◆ YOUR TASK
Your task is to give the listing below back word for word, pictures excluded.

◆ DATA FOR PROCESSING
──────────

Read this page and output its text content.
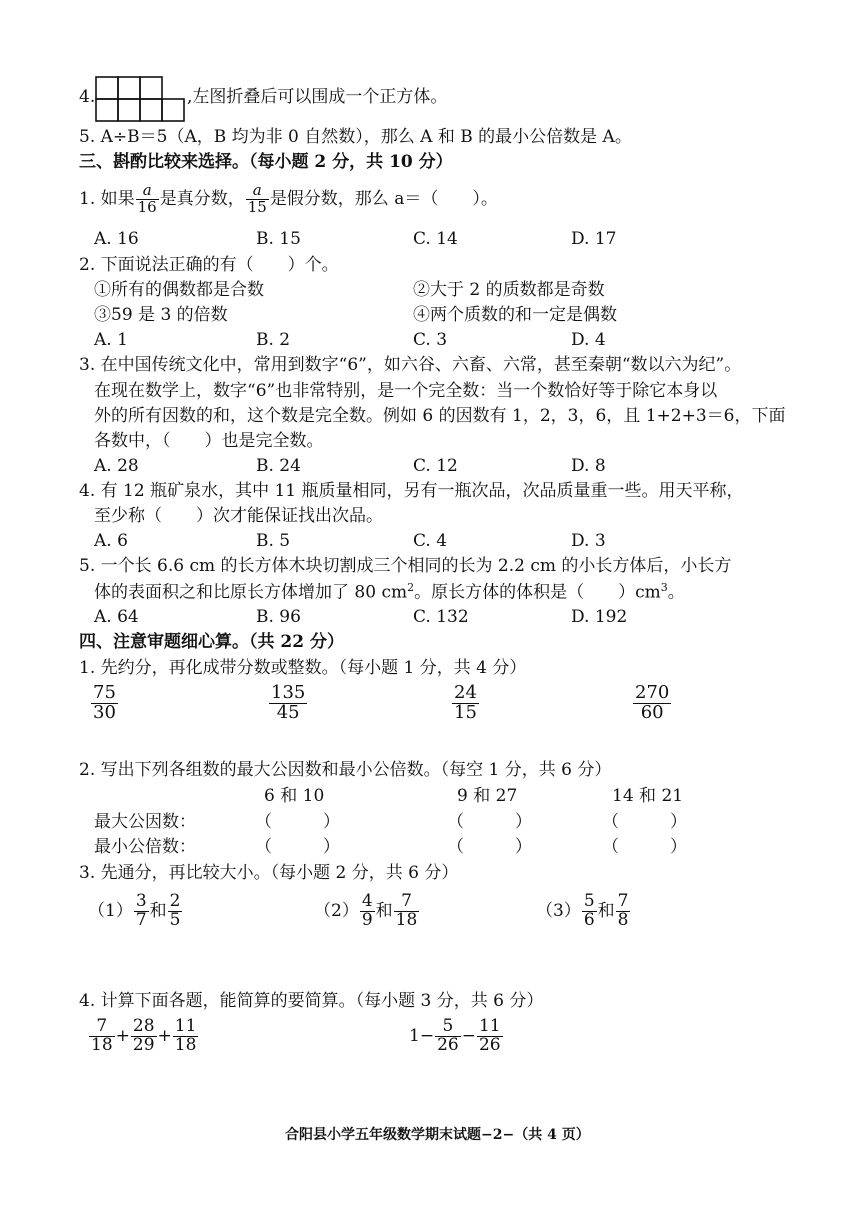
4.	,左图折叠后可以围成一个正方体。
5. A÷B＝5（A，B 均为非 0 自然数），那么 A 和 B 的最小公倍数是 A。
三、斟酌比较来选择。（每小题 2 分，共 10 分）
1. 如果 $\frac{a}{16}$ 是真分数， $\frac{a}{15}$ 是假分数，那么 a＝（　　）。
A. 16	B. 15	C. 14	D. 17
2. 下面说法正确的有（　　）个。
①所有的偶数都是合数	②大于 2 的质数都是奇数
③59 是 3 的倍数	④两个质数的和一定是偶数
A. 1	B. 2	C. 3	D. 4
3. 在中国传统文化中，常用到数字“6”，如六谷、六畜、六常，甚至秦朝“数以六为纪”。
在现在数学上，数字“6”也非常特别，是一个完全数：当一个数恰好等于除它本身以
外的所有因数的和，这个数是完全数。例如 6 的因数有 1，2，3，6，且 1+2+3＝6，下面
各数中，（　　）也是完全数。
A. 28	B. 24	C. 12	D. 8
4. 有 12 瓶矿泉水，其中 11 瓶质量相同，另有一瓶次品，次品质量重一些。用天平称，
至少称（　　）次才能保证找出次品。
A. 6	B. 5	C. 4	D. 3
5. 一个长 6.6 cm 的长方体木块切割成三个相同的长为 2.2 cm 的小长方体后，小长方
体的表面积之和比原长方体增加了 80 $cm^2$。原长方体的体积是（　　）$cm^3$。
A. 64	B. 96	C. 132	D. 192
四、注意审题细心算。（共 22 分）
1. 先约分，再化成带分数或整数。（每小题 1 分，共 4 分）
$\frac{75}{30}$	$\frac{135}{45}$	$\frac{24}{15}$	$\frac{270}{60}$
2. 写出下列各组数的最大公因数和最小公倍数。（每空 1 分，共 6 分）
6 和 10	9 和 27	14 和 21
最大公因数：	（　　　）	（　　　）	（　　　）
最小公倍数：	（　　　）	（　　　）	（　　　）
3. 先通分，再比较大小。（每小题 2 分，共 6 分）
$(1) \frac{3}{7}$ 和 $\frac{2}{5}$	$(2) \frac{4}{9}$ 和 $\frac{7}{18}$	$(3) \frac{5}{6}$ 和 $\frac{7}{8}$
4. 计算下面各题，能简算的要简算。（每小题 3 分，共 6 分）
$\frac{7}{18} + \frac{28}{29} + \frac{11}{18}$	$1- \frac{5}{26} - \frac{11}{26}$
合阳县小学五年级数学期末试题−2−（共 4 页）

──────────

◆ ANSWER
Read this page and output its text content.
4.	,左图折叠后可以围成一个正方体。
5. A÷B＝5（A，B 均为非 0 自然数），那么 A 和 B 的最小公倍数是 A。
三、斟酌比较来选择。（每小题 2 分，共 10 分）
1. 如果 $\frac{a}{16}$ 是真分数， $\frac{a}{15}$ 是假分数，那么 a＝（　　）。
A. 16	B. 15	C. 14	D. 17
2. 下面说法正确的有（　　）个。
①所有的偶数都是合数	②大于 2 的质数都是奇数
③59 是 3 的倍数	④两个质数的和一定是偶数
A. 1	B. 2	C. 3	D. 4
3. 在中国传统文化中，常用到数字“6”，如六谷、六畜、六常，甚至秦朝“数以六为纪”。
在现在数学上，数字“6”也非常特别，是一个完全数：当一个数恰好等于除它本身以
外的所有因数的和，这个数是完全数。例如 6 的因数有 1，2，3，6，且 1+2+3＝6，下面
各数中，（　　）也是完全数。
A. 28	B. 24	C. 12	D. 8
4. 有 12 瓶矿泉水，其中 11 瓶质量相同，另有一瓶次品，次品质量重一些。用天平称，
至少称（　　）次才能保证找出次品。
A. 6	B. 5	C. 4	D. 3
5. 一个长 6.6 cm 的长方体木块切割成三个相同的长为 2.2 cm 的小长方体后，小长方
体的表面积之和比原长方体增加了 80 $cm^2$。原长方体的体积是（　　）$cm^3$。
A. 64	B. 96	C. 132	D. 192
四、注意审题细心算。（共 22 分）
1. 先约分，再化成带分数或整数。（每小题 1 分，共 4 分）
$\frac{75}{30}$	$\frac{135}{45}$	$\frac{24}{15}$	$\frac{270}{60}$
2. 写出下列各组数的最大公因数和最小公倍数。（每空 1 分，共 6 分）
6 和 10	9 和 27	14 和 21
最大公因数：	（　　　）	（　　　）	（　　　）
最小公倍数：	（　　　）	（　　　）	（　　　）
3. 先通分，再比较大小。（每小题 2 分，共 6 分）
$(1) \frac{3}{7}$ 和 $\frac{2}{5}$	$(2) \frac{4}{9}$ 和 $\frac{7}{18}$	$(3) \frac{5}{6}$ 和 $\frac{7}{8}$
4. 计算下面各题，能简算的要简算。（每小题 3 分，共 6 分）
$\frac{7}{18} + \frac{28}{29} + \frac{11}{18}$	$1- \frac{5}{26} - \frac{11}{26}$
合阳县小学五年级数学期末试题−2−（共 4 页）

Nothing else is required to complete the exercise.